> TASK GOAL
Copy out exactly the lines from the one containing "Output a JSON" through the end of the records, and no pictures.

● ● ●

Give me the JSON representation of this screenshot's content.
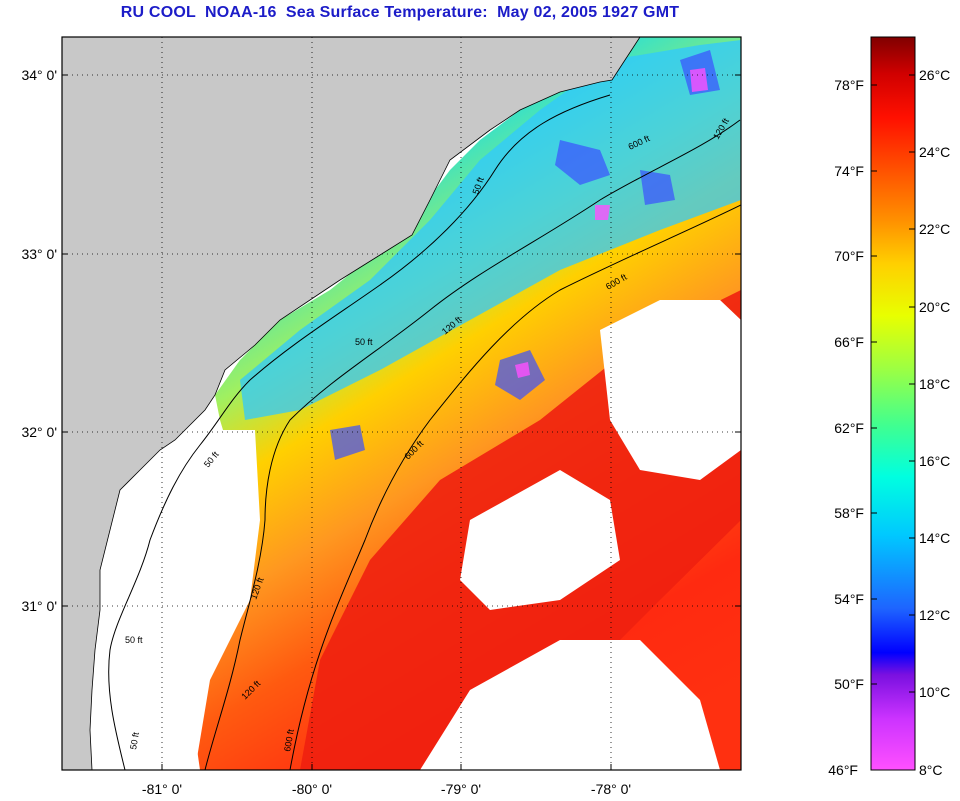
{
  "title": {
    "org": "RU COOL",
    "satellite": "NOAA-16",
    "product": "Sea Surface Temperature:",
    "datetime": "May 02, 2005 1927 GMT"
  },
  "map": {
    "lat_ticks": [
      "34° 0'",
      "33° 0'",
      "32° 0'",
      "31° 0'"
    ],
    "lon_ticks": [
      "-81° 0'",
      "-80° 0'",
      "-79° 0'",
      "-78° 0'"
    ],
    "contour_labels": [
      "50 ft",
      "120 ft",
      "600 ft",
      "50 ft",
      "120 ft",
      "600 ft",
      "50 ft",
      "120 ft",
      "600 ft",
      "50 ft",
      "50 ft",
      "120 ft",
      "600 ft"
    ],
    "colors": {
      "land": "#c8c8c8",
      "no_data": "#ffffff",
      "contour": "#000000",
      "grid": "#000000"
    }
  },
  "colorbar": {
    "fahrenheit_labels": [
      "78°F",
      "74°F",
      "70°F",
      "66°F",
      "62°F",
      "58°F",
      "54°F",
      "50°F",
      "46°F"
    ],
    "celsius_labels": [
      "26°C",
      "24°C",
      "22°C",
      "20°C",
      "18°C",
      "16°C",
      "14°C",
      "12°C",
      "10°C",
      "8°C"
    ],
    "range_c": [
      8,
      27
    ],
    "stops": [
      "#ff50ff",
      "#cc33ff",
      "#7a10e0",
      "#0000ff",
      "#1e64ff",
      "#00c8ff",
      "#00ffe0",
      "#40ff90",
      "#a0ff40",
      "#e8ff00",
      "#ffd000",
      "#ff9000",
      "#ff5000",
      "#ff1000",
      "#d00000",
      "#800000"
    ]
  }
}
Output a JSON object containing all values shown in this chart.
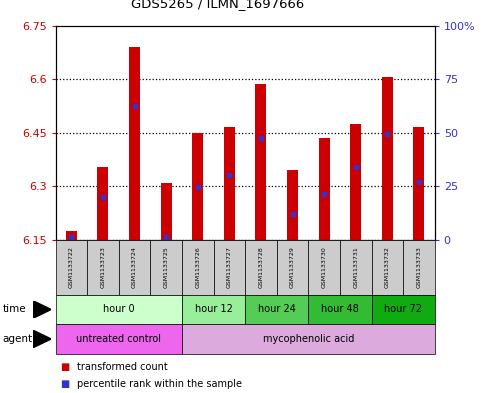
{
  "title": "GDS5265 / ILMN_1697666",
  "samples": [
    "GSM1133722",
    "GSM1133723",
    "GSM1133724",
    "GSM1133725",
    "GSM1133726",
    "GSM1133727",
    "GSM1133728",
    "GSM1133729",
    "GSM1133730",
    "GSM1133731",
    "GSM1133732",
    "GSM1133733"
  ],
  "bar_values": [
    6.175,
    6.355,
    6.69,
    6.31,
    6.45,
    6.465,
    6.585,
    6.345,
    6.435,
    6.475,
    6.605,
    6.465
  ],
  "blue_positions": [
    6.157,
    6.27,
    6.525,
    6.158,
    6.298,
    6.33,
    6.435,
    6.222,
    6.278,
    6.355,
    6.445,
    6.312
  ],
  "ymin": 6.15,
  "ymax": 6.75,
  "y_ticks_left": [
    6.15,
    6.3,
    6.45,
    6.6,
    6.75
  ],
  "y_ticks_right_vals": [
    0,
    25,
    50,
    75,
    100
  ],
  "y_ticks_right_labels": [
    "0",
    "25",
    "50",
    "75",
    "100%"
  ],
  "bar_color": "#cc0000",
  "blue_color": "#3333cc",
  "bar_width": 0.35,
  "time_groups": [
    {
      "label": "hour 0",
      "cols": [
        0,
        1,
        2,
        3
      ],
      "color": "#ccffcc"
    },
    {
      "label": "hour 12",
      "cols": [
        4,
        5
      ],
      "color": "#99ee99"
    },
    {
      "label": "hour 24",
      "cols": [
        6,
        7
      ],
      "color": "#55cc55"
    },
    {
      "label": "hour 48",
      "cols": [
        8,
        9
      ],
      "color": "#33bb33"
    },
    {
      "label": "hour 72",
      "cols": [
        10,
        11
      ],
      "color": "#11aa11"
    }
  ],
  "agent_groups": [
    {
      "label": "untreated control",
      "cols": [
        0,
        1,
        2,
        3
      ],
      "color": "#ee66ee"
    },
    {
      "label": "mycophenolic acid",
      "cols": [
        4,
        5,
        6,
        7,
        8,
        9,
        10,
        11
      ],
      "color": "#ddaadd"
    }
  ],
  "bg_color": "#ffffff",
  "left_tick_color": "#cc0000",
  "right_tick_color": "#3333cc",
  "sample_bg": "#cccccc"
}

● ● ●

> RESULT
Output a JSON object containing all values shown in this chart.
{
  "title": "GDS5265 / ILMN_1697666",
  "samples": [
    "GSM1133722",
    "GSM1133723",
    "GSM1133724",
    "GSM1133725",
    "GSM1133726",
    "GSM1133727",
    "GSM1133728",
    "GSM1133729",
    "GSM1133730",
    "GSM1133731",
    "GSM1133732",
    "GSM1133733"
  ],
  "bar_values": [
    6.175,
    6.355,
    6.69,
    6.31,
    6.45,
    6.465,
    6.585,
    6.345,
    6.435,
    6.475,
    6.605,
    6.465
  ],
  "blue_positions": [
    6.157,
    6.27,
    6.525,
    6.158,
    6.298,
    6.33,
    6.435,
    6.222,
    6.278,
    6.355,
    6.445,
    6.312
  ],
  "ymin": 6.15,
  "ymax": 6.75,
  "y_ticks_left": [
    6.15,
    6.3,
    6.45,
    6.6,
    6.75
  ],
  "y_ticks_right_vals": [
    0,
    25,
    50,
    75,
    100
  ],
  "y_ticks_right_labels": [
    "0",
    "25",
    "50",
    "75",
    "100%"
  ],
  "bar_color": "#cc0000",
  "blue_color": "#3333cc",
  "bar_width": 0.35,
  "time_groups": [
    {
      "label": "hour 0",
      "cols": [
        0,
        1,
        2,
        3
      ],
      "color": "#ccffcc"
    },
    {
      "label": "hour 12",
      "cols": [
        4,
        5
      ],
      "color": "#99ee99"
    },
    {
      "label": "hour 24",
      "cols": [
        6,
        7
      ],
      "color": "#55cc55"
    },
    {
      "label": "hour 48",
      "cols": [
        8,
        9
      ],
      "color": "#33bb33"
    },
    {
      "label": "hour 72",
      "cols": [
        10,
        11
      ],
      "color": "#11aa11"
    }
  ],
  "agent_groups": [
    {
      "label": "untreated control",
      "cols": [
        0,
        1,
        2,
        3
      ],
      "color": "#ee66ee"
    },
    {
      "label": "mycophenolic acid",
      "cols": [
        4,
        5,
        6,
        7,
        8,
        9,
        10,
        11
      ],
      "color": "#ddaadd"
    }
  ],
  "bg_color": "#ffffff",
  "left_tick_color": "#cc0000",
  "right_tick_color": "#3333cc",
  "sample_bg": "#cccccc"
}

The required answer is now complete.